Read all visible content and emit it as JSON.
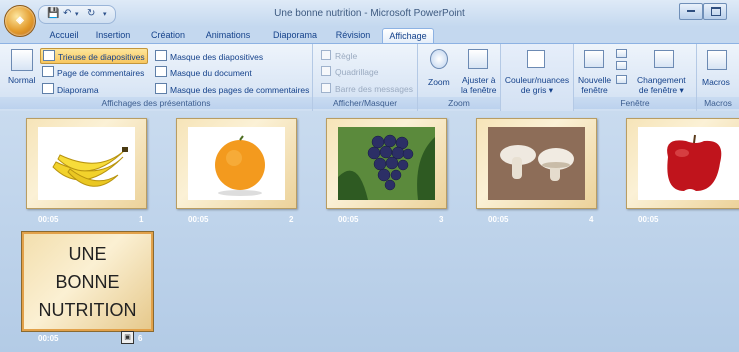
{
  "window": {
    "title": "Une bonne nutrition - Microsoft PowerPoint"
  },
  "tabs": [
    "Accueil",
    "Insertion",
    "Création",
    "Animations",
    "Diaporama",
    "Révision",
    "Affichage"
  ],
  "active_tab": "Affichage",
  "ribbon": {
    "groups": {
      "presentation": {
        "label": "Affichages des présentations",
        "normal": "Normal",
        "trieuse": "Trieuse de diapositives",
        "page_commentaires": "Page de commentaires",
        "diaporama": "Diaporama",
        "masque_diapositives": "Masque des diapositives",
        "masque_document": "Masque du document",
        "masque_commentaires": "Masque des pages de commentaires"
      },
      "afficher": {
        "label": "Afficher/Masquer",
        "regle": "Règle",
        "quadrillage": "Quadrillage",
        "barre_messages": "Barre des messages"
      },
      "zoom": {
        "label": "Zoom",
        "zoom": "Zoom",
        "ajuster1": "Ajuster à",
        "ajuster2": "la fenêtre"
      },
      "couleur": {
        "line1": "Couleur/nuances",
        "line2": "de gris"
      },
      "fenetre": {
        "label": "Fenêtre",
        "nouvelle1": "Nouvelle",
        "nouvelle2": "fenêtre",
        "changement1": "Changement",
        "changement2": "de fenêtre"
      },
      "macros": {
        "label": "Macros",
        "macros": "Macros"
      }
    }
  },
  "slides": [
    {
      "time": "00:05",
      "number": "1",
      "image": "bananas"
    },
    {
      "time": "00:05",
      "number": "2",
      "image": "orange"
    },
    {
      "time": "00:05",
      "number": "3",
      "image": "grapes"
    },
    {
      "time": "00:05",
      "number": "4",
      "image": "mushrooms"
    },
    {
      "time": "00:05",
      "number": "",
      "image": "apple"
    },
    {
      "time": "00:05",
      "number": "6",
      "title_lines": [
        "UNE",
        "BONNE",
        "NUTRITION"
      ]
    }
  ],
  "colors": {
    "ribbon": "#dde8f6",
    "sorter_bg": "#b9d1ea",
    "selected": "#f8c760"
  }
}
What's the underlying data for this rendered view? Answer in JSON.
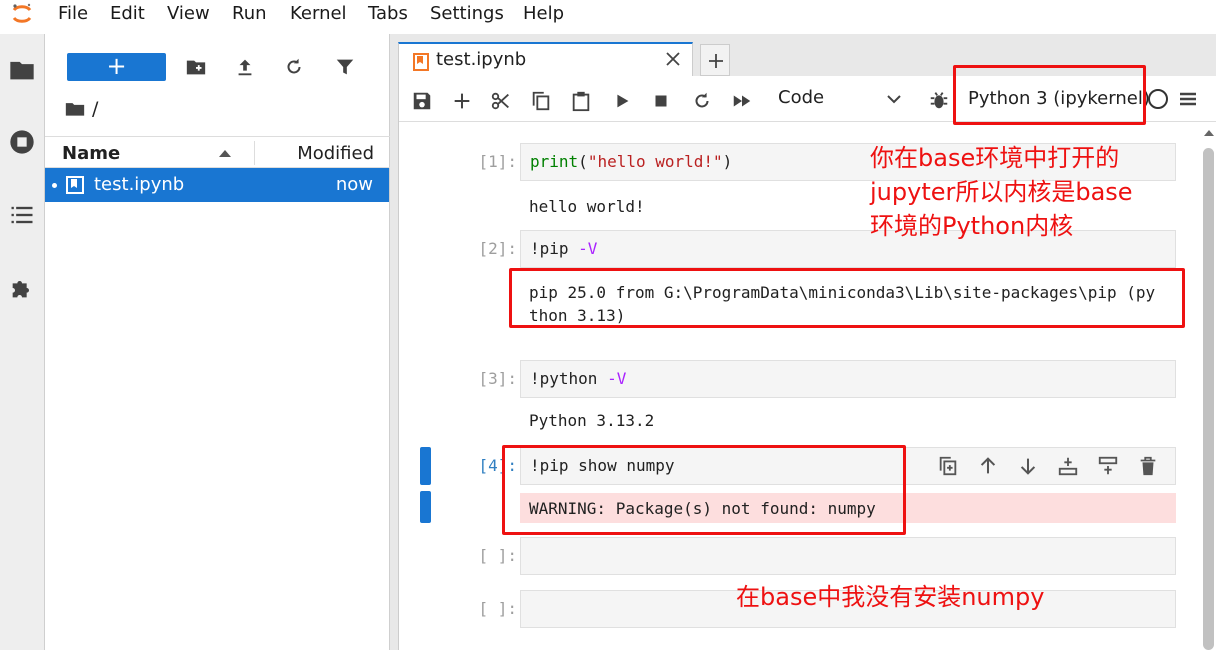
{
  "menubar": {
    "items": [
      "File",
      "Edit",
      "View",
      "Run",
      "Kernel",
      "Tabs",
      "Settings",
      "Help"
    ]
  },
  "activity_bar": {
    "icons": [
      "folder-icon",
      "running-icon",
      "table-of-contents-icon",
      "extension-icon"
    ]
  },
  "file_browser": {
    "new_button_label": "+",
    "path": "/",
    "columns": {
      "name": "Name",
      "modified": "Modified"
    },
    "files": [
      {
        "name": "test.ipynb",
        "modified": "now"
      }
    ]
  },
  "tabs": [
    {
      "label": "test.ipynb"
    }
  ],
  "notebook_toolbar": {
    "cell_type": "Code",
    "kernel_name": "Python 3 (ipykernel)"
  },
  "cells": [
    {
      "prompt": "[1]:",
      "input_parts": {
        "func": "print",
        "open": "(",
        "str": "\"hello world!\"",
        "close": ")"
      },
      "output": "hello world!"
    },
    {
      "prompt": "[2]:",
      "input_parts": {
        "bang": "!pip ",
        "flag": "-V"
      },
      "output": "pip 25.0 from G:\\ProgramData\\miniconda3\\Lib\\site-packages\\pip (py\nthon 3.13)"
    },
    {
      "prompt": "[3]:",
      "input_parts": {
        "bang": "!python ",
        "flag": "-V"
      },
      "output": "Python 3.13.2"
    },
    {
      "prompt": "[4]:",
      "input": "!pip show numpy",
      "output": "WARNING: Package(s) not found: numpy"
    },
    {
      "prompt": "[ ]:",
      "input": ""
    },
    {
      "prompt": "[ ]:",
      "input": ""
    }
  ],
  "annotations": {
    "kernel_note_line1": "你在base环境中打开的",
    "kernel_note_line2": "jupyter所以内核是base",
    "kernel_note_line3": "环境的Python内核",
    "numpy_note": "在base中我没有安装numpy"
  },
  "colors": {
    "accent": "#1976d2",
    "annotation_red": "#ee1111",
    "warning_bg": "#fddede"
  }
}
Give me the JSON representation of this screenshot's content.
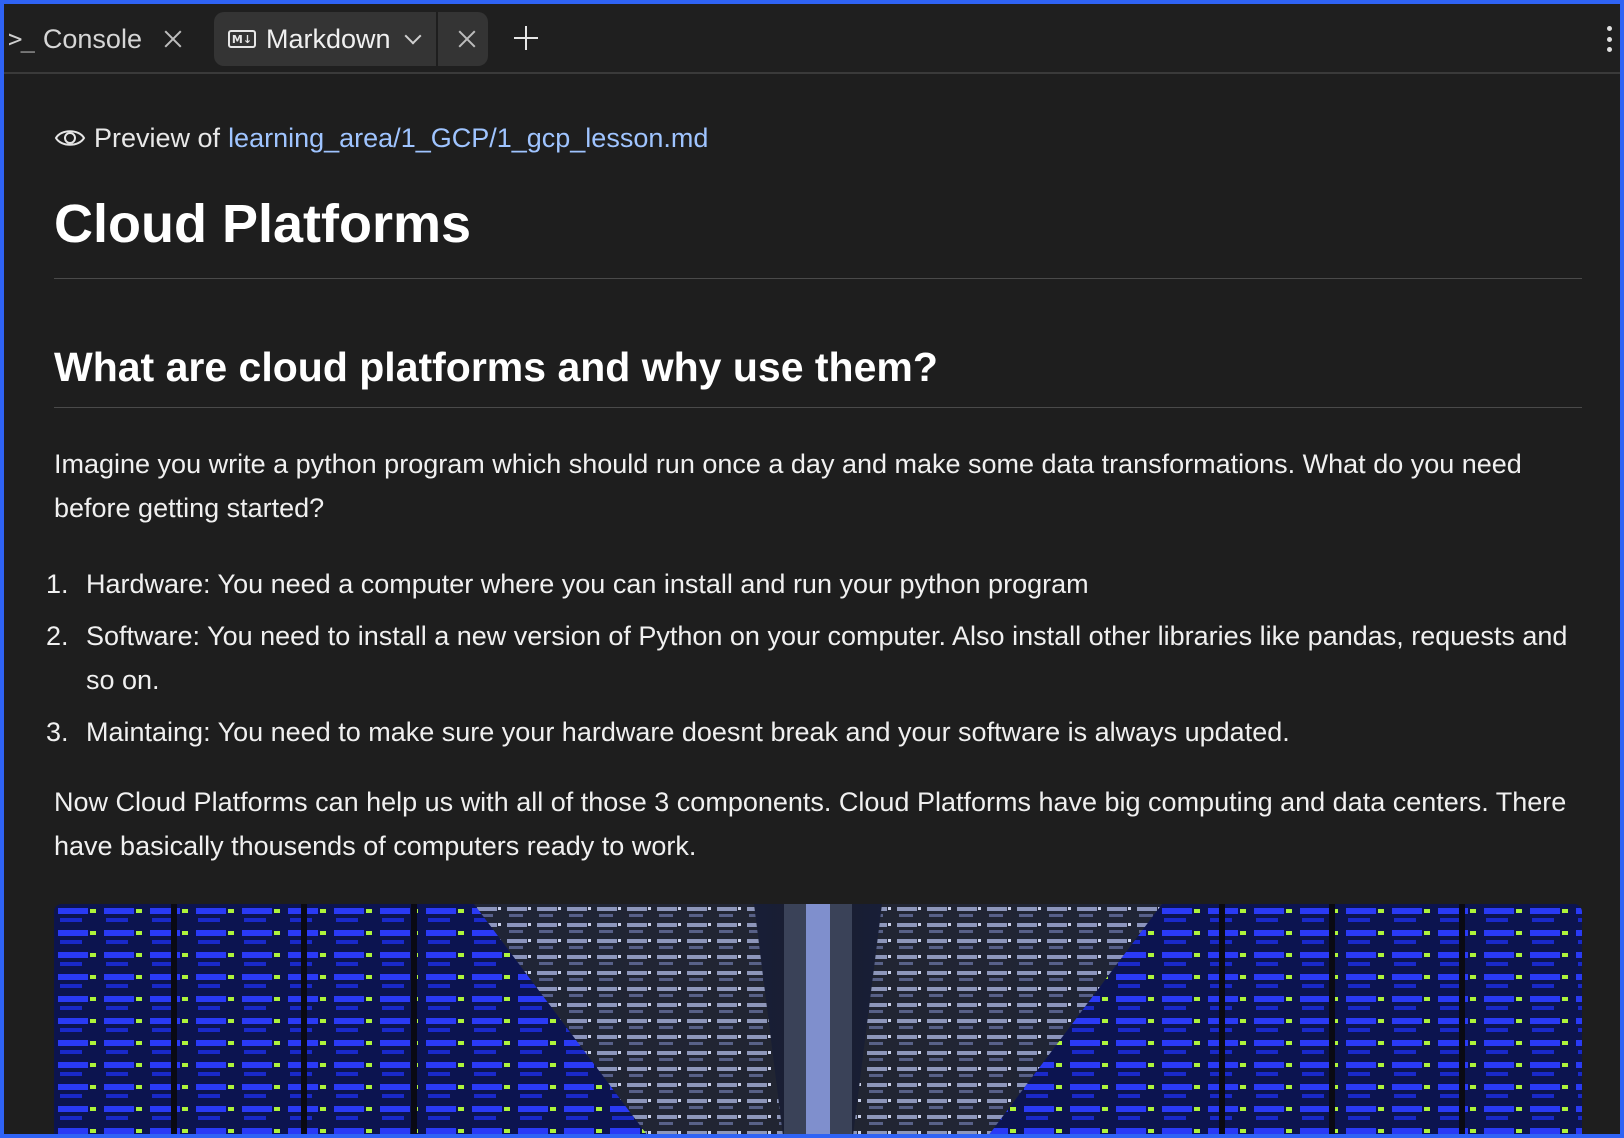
{
  "tabs": [
    {
      "label": "Console",
      "icon": "terminal-prompt-icon"
    },
    {
      "label": "Markdown",
      "icon": "markdown-icon",
      "active": true
    }
  ],
  "markdown_icon_text": "M↓",
  "console_prompt_glyph": ">_",
  "preview": {
    "prefix": "Preview of",
    "path": "learning_area/1_GCP/1_gcp_lesson.md"
  },
  "document": {
    "title": "Cloud Platforms",
    "section_heading": "What are cloud platforms and why use them?",
    "intro": "Imagine you write a python program which should run once a day and make some data transformations. What do you need before getting started?",
    "list": [
      {
        "num": "1.",
        "text": "Hardware: You need a computer where you can install and run your python program"
      },
      {
        "num": "2.",
        "text": "Software: You need to install a new version of Python on your computer. Also install other libraries like pandas, requests and so on."
      },
      {
        "num": "3.",
        "text": "Maintaing: You need to make sure your hardware doesnt break and your software is always updated."
      }
    ],
    "closing": "Now Cloud Platforms can help us with all of those 3 components. Cloud Platforms have big computing and data centers. There have basically thousends of computers ready to work."
  },
  "colors": {
    "frame_border": "#2f63f5",
    "background": "#1e1e1e",
    "link": "#9fc4ff"
  }
}
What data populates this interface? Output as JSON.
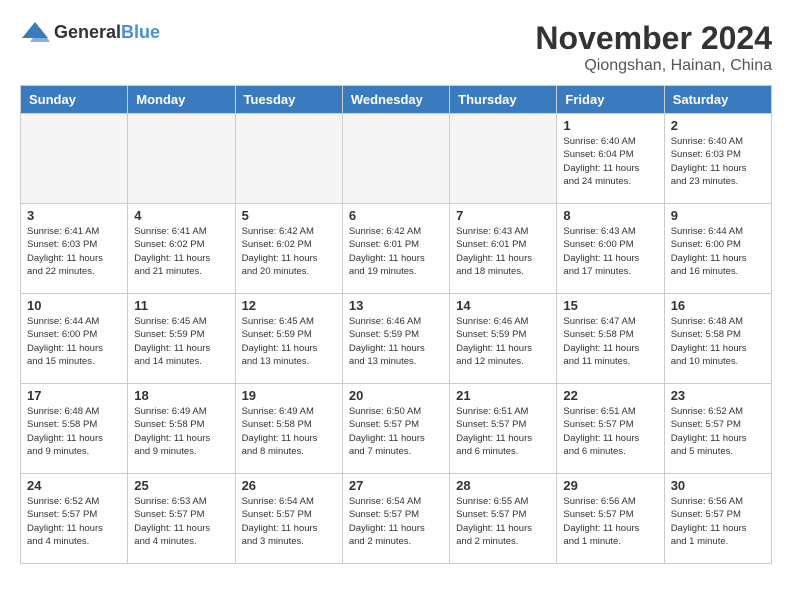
{
  "header": {
    "logo": {
      "general": "General",
      "blue": "Blue"
    },
    "title": "November 2024",
    "location": "Qiongshan, Hainan, China"
  },
  "weekdays": [
    "Sunday",
    "Monday",
    "Tuesday",
    "Wednesday",
    "Thursday",
    "Friday",
    "Saturday"
  ],
  "weeks": [
    [
      {
        "day": "",
        "sunrise": "",
        "sunset": "",
        "daylight": ""
      },
      {
        "day": "",
        "sunrise": "",
        "sunset": "",
        "daylight": ""
      },
      {
        "day": "",
        "sunrise": "",
        "sunset": "",
        "daylight": ""
      },
      {
        "day": "",
        "sunrise": "",
        "sunset": "",
        "daylight": ""
      },
      {
        "day": "",
        "sunrise": "",
        "sunset": "",
        "daylight": ""
      },
      {
        "day": "1",
        "sunrise": "Sunrise: 6:40 AM",
        "sunset": "Sunset: 6:04 PM",
        "daylight": "Daylight: 11 hours and 24 minutes."
      },
      {
        "day": "2",
        "sunrise": "Sunrise: 6:40 AM",
        "sunset": "Sunset: 6:03 PM",
        "daylight": "Daylight: 11 hours and 23 minutes."
      }
    ],
    [
      {
        "day": "3",
        "sunrise": "Sunrise: 6:41 AM",
        "sunset": "Sunset: 6:03 PM",
        "daylight": "Daylight: 11 hours and 22 minutes."
      },
      {
        "day": "4",
        "sunrise": "Sunrise: 6:41 AM",
        "sunset": "Sunset: 6:02 PM",
        "daylight": "Daylight: 11 hours and 21 minutes."
      },
      {
        "day": "5",
        "sunrise": "Sunrise: 6:42 AM",
        "sunset": "Sunset: 6:02 PM",
        "daylight": "Daylight: 11 hours and 20 minutes."
      },
      {
        "day": "6",
        "sunrise": "Sunrise: 6:42 AM",
        "sunset": "Sunset: 6:01 PM",
        "daylight": "Daylight: 11 hours and 19 minutes."
      },
      {
        "day": "7",
        "sunrise": "Sunrise: 6:43 AM",
        "sunset": "Sunset: 6:01 PM",
        "daylight": "Daylight: 11 hours and 18 minutes."
      },
      {
        "day": "8",
        "sunrise": "Sunrise: 6:43 AM",
        "sunset": "Sunset: 6:00 PM",
        "daylight": "Daylight: 11 hours and 17 minutes."
      },
      {
        "day": "9",
        "sunrise": "Sunrise: 6:44 AM",
        "sunset": "Sunset: 6:00 PM",
        "daylight": "Daylight: 11 hours and 16 minutes."
      }
    ],
    [
      {
        "day": "10",
        "sunrise": "Sunrise: 6:44 AM",
        "sunset": "Sunset: 6:00 PM",
        "daylight": "Daylight: 11 hours and 15 minutes."
      },
      {
        "day": "11",
        "sunrise": "Sunrise: 6:45 AM",
        "sunset": "Sunset: 5:59 PM",
        "daylight": "Daylight: 11 hours and 14 minutes."
      },
      {
        "day": "12",
        "sunrise": "Sunrise: 6:45 AM",
        "sunset": "Sunset: 5:59 PM",
        "daylight": "Daylight: 11 hours and 13 minutes."
      },
      {
        "day": "13",
        "sunrise": "Sunrise: 6:46 AM",
        "sunset": "Sunset: 5:59 PM",
        "daylight": "Daylight: 11 hours and 13 minutes."
      },
      {
        "day": "14",
        "sunrise": "Sunrise: 6:46 AM",
        "sunset": "Sunset: 5:59 PM",
        "daylight": "Daylight: 11 hours and 12 minutes."
      },
      {
        "day": "15",
        "sunrise": "Sunrise: 6:47 AM",
        "sunset": "Sunset: 5:58 PM",
        "daylight": "Daylight: 11 hours and 11 minutes."
      },
      {
        "day": "16",
        "sunrise": "Sunrise: 6:48 AM",
        "sunset": "Sunset: 5:58 PM",
        "daylight": "Daylight: 11 hours and 10 minutes."
      }
    ],
    [
      {
        "day": "17",
        "sunrise": "Sunrise: 6:48 AM",
        "sunset": "Sunset: 5:58 PM",
        "daylight": "Daylight: 11 hours and 9 minutes."
      },
      {
        "day": "18",
        "sunrise": "Sunrise: 6:49 AM",
        "sunset": "Sunset: 5:58 PM",
        "daylight": "Daylight: 11 hours and 9 minutes."
      },
      {
        "day": "19",
        "sunrise": "Sunrise: 6:49 AM",
        "sunset": "Sunset: 5:58 PM",
        "daylight": "Daylight: 11 hours and 8 minutes."
      },
      {
        "day": "20",
        "sunrise": "Sunrise: 6:50 AM",
        "sunset": "Sunset: 5:57 PM",
        "daylight": "Daylight: 11 hours and 7 minutes."
      },
      {
        "day": "21",
        "sunrise": "Sunrise: 6:51 AM",
        "sunset": "Sunset: 5:57 PM",
        "daylight": "Daylight: 11 hours and 6 minutes."
      },
      {
        "day": "22",
        "sunrise": "Sunrise: 6:51 AM",
        "sunset": "Sunset: 5:57 PM",
        "daylight": "Daylight: 11 hours and 6 minutes."
      },
      {
        "day": "23",
        "sunrise": "Sunrise: 6:52 AM",
        "sunset": "Sunset: 5:57 PM",
        "daylight": "Daylight: 11 hours and 5 minutes."
      }
    ],
    [
      {
        "day": "24",
        "sunrise": "Sunrise: 6:52 AM",
        "sunset": "Sunset: 5:57 PM",
        "daylight": "Daylight: 11 hours and 4 minutes."
      },
      {
        "day": "25",
        "sunrise": "Sunrise: 6:53 AM",
        "sunset": "Sunset: 5:57 PM",
        "daylight": "Daylight: 11 hours and 4 minutes."
      },
      {
        "day": "26",
        "sunrise": "Sunrise: 6:54 AM",
        "sunset": "Sunset: 5:57 PM",
        "daylight": "Daylight: 11 hours and 3 minutes."
      },
      {
        "day": "27",
        "sunrise": "Sunrise: 6:54 AM",
        "sunset": "Sunset: 5:57 PM",
        "daylight": "Daylight: 11 hours and 2 minutes."
      },
      {
        "day": "28",
        "sunrise": "Sunrise: 6:55 AM",
        "sunset": "Sunset: 5:57 PM",
        "daylight": "Daylight: 11 hours and 2 minutes."
      },
      {
        "day": "29",
        "sunrise": "Sunrise: 6:56 AM",
        "sunset": "Sunset: 5:57 PM",
        "daylight": "Daylight: 11 hours and 1 minute."
      },
      {
        "day": "30",
        "sunrise": "Sunrise: 6:56 AM",
        "sunset": "Sunset: 5:57 PM",
        "daylight": "Daylight: 11 hours and 1 minute."
      }
    ]
  ]
}
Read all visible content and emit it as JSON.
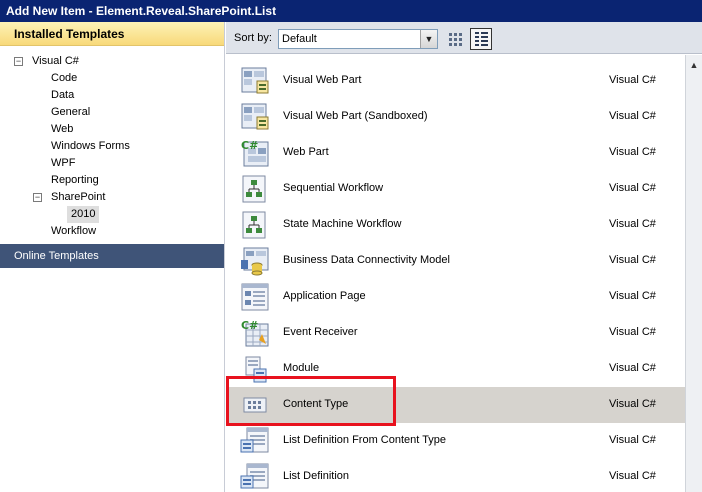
{
  "window": {
    "title": "Add New Item - Element.Reveal.SharePoint.List"
  },
  "left_panel": {
    "installed_header": "Installed Templates",
    "tree": {
      "visual_csharp": "Visual C#",
      "code": "Code",
      "data": "Data",
      "general": "General",
      "web": "Web",
      "windows_forms": "Windows Forms",
      "wpf": "WPF",
      "reporting": "Reporting",
      "sharepoint": "SharePoint",
      "sharepoint_2010": "2010",
      "workflow": "Workflow"
    },
    "online_header": "Online Templates"
  },
  "sortbar": {
    "label": "Sort by:",
    "selected": "Default",
    "views": [
      "small-icons",
      "medium-icons"
    ]
  },
  "templates": [
    {
      "name": "Visual Web Part",
      "language": "Visual C#",
      "icon": "visual-web-part-icon"
    },
    {
      "name": "Visual Web Part (Sandboxed)",
      "language": "Visual C#",
      "icon": "visual-web-part-sandboxed-icon"
    },
    {
      "name": "Web Part",
      "language": "Visual C#",
      "icon": "web-part-icon"
    },
    {
      "name": "Sequential Workflow",
      "language": "Visual C#",
      "icon": "sequential-workflow-icon"
    },
    {
      "name": "State Machine Workflow",
      "language": "Visual C#",
      "icon": "state-machine-workflow-icon"
    },
    {
      "name": "Business Data Connectivity Model",
      "language": "Visual C#",
      "icon": "bdc-model-icon"
    },
    {
      "name": "Application Page",
      "language": "Visual C#",
      "icon": "application-page-icon"
    },
    {
      "name": "Event Receiver",
      "language": "Visual C#",
      "icon": "event-receiver-icon"
    },
    {
      "name": "Module",
      "language": "Visual C#",
      "icon": "module-icon"
    },
    {
      "name": "Content Type",
      "language": "Visual C#",
      "icon": "content-type-icon",
      "selected": true
    },
    {
      "name": "List Definition From Content Type",
      "language": "Visual C#",
      "icon": "list-definition-from-content-type-icon"
    },
    {
      "name": "List Definition",
      "language": "Visual C#",
      "icon": "list-definition-icon"
    }
  ],
  "colors": {
    "title_bar": "#0a2472",
    "selection": "#d6d3ce",
    "annotation": "#e8121e",
    "online_header": "#3f5478"
  }
}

···

▸ BRIEF
Report the number of lines containing the string "path" and add nothing to it.

▸ RESPONSE TO THE TASK
2